• Quoted passage
════════════════
Tuesday, June 16, 2009

Left Behind

Selfish. Childish. Self Absorbed. Bad Friend.

That's how I feel.

Remember my friend PhD? How told me she and her bf were thinking about trying for kids in the fall? Well she pushed the date up. A. Lot.

Clearly she had misrepresented her desire to have children to me over the past few months when in reality she wanted one now. As in yesterday. I only discovered this while spending time with our our mutual friend who has one 8month old and another one on the way.

Turns out that my friends are all incredibly fertile and she is indeed preggers. Now. As in due this February. (I should note that my girlfriends have always been rather lax about birth control. And the fact that they never had an unplanned pregnancy is amazing).

As I said before, I am happy for her, but everything is baby. Literally everything. The woman is opening a Maternity Studio. I'm hearing about how tired she is. How big her boobs are getting, how sore they are. How her brother, whom she lives with (she owns a house with her younger sibs) is not adjusting. How he may have to move out or give up his dog (granted the dog is not great with kids, but her dog will also have to adapt) and he is not adjusting.
════════════════
• Exercise description
Copy out the blog post between "That's how I" and "on the way.", inclusive. The entries that come next are separate material, unrelated to the blog post.

• Data for analysis
════════════════
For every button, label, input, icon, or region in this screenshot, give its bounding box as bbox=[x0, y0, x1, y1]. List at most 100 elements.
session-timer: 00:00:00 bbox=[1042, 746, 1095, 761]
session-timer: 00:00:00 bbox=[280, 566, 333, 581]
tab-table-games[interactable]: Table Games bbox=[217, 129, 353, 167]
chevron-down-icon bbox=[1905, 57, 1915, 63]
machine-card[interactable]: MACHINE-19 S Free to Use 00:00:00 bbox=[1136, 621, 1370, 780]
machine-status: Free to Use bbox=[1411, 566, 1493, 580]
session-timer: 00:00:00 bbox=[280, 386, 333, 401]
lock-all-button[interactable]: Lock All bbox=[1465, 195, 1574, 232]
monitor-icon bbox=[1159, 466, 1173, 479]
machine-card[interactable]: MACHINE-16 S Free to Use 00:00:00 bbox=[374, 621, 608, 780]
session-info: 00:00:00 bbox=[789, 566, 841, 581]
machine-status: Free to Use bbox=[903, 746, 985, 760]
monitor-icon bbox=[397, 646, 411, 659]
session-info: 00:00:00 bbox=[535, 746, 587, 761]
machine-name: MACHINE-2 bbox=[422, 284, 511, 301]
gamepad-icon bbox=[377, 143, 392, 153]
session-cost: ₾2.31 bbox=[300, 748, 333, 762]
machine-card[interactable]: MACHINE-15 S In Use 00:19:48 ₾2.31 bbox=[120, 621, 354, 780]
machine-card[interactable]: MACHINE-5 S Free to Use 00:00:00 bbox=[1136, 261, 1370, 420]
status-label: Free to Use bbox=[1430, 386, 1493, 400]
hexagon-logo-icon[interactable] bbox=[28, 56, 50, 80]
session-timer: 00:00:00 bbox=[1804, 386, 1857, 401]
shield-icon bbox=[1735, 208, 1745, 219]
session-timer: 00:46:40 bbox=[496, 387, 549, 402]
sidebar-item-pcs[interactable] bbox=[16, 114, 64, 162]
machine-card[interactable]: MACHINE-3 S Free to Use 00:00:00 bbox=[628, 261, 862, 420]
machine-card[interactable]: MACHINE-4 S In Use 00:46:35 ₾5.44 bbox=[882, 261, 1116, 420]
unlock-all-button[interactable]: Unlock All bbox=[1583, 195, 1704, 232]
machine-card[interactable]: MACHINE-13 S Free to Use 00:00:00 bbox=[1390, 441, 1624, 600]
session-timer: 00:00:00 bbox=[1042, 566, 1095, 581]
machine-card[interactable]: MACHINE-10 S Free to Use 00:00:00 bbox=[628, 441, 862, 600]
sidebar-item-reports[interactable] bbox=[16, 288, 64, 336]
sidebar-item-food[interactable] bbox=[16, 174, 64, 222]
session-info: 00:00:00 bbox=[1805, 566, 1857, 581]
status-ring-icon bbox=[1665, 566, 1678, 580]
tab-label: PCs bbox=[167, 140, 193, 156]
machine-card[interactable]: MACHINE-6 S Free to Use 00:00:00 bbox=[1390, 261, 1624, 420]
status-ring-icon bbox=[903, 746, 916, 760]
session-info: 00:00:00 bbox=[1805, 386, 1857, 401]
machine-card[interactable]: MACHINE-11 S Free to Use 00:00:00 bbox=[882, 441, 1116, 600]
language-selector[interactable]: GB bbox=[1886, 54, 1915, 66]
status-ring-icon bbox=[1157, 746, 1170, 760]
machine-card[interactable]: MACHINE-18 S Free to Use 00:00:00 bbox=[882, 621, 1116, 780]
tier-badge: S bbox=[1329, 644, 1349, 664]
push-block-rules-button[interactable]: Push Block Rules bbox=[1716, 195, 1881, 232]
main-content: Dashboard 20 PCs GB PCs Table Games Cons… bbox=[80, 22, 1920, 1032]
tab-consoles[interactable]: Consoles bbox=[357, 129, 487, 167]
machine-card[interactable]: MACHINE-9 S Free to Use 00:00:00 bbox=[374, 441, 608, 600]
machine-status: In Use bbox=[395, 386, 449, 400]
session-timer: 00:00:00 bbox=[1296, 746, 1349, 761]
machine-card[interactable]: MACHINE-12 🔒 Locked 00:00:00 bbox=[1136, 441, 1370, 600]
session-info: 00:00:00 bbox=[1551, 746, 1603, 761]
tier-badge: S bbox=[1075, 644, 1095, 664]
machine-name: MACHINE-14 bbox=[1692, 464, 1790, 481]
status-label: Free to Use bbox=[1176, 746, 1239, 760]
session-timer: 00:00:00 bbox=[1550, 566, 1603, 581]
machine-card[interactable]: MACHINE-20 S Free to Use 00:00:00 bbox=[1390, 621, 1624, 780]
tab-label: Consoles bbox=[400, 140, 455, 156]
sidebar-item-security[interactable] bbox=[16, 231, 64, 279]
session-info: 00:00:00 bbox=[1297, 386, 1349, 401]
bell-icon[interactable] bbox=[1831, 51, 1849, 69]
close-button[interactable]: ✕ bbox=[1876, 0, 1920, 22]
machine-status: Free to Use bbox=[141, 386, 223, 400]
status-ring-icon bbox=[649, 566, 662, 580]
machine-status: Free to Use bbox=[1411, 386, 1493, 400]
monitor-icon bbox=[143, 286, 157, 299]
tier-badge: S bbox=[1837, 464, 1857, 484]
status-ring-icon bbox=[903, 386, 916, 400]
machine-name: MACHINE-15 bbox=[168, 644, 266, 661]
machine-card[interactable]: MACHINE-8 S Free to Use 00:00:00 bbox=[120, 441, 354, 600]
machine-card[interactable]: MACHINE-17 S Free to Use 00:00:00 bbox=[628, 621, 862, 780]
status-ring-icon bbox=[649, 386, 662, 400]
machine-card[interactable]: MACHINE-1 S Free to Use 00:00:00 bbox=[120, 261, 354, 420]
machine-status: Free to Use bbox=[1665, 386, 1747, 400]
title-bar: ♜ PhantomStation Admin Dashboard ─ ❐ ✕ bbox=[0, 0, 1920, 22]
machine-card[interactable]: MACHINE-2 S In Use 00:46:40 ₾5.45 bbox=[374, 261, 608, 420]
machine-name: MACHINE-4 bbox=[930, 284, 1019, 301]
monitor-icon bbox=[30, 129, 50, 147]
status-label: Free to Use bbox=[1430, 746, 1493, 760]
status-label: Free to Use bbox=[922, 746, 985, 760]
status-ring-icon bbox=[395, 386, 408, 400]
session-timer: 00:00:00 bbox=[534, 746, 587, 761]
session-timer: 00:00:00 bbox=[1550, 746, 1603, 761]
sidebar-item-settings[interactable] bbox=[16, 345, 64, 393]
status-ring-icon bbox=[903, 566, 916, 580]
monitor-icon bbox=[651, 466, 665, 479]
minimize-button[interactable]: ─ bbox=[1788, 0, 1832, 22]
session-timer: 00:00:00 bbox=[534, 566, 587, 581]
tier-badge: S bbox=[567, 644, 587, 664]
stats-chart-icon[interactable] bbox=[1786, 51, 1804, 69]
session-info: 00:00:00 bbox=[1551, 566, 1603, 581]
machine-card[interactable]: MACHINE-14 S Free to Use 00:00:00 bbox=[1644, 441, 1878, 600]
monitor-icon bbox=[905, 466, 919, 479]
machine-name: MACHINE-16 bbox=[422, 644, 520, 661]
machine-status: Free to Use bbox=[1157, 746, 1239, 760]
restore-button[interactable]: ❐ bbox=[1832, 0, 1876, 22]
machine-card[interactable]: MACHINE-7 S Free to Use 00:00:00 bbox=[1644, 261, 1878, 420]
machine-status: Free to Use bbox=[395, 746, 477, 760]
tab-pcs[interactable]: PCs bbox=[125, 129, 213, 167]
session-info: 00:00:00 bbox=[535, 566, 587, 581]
════════════════
• Reply to the exercise
That's how I feel.

Remember my friend PhD? How told me she and her bf were thinking about trying for kids in the fall? Well she pushed the date up. A. Lot.

Clearly she had misrepresented her desire to have children to me over the past few months when in reality she wanted one now. As in yesterday. I only discovered this while spending time with our our mutual friend who has one 8month old and another one on the way.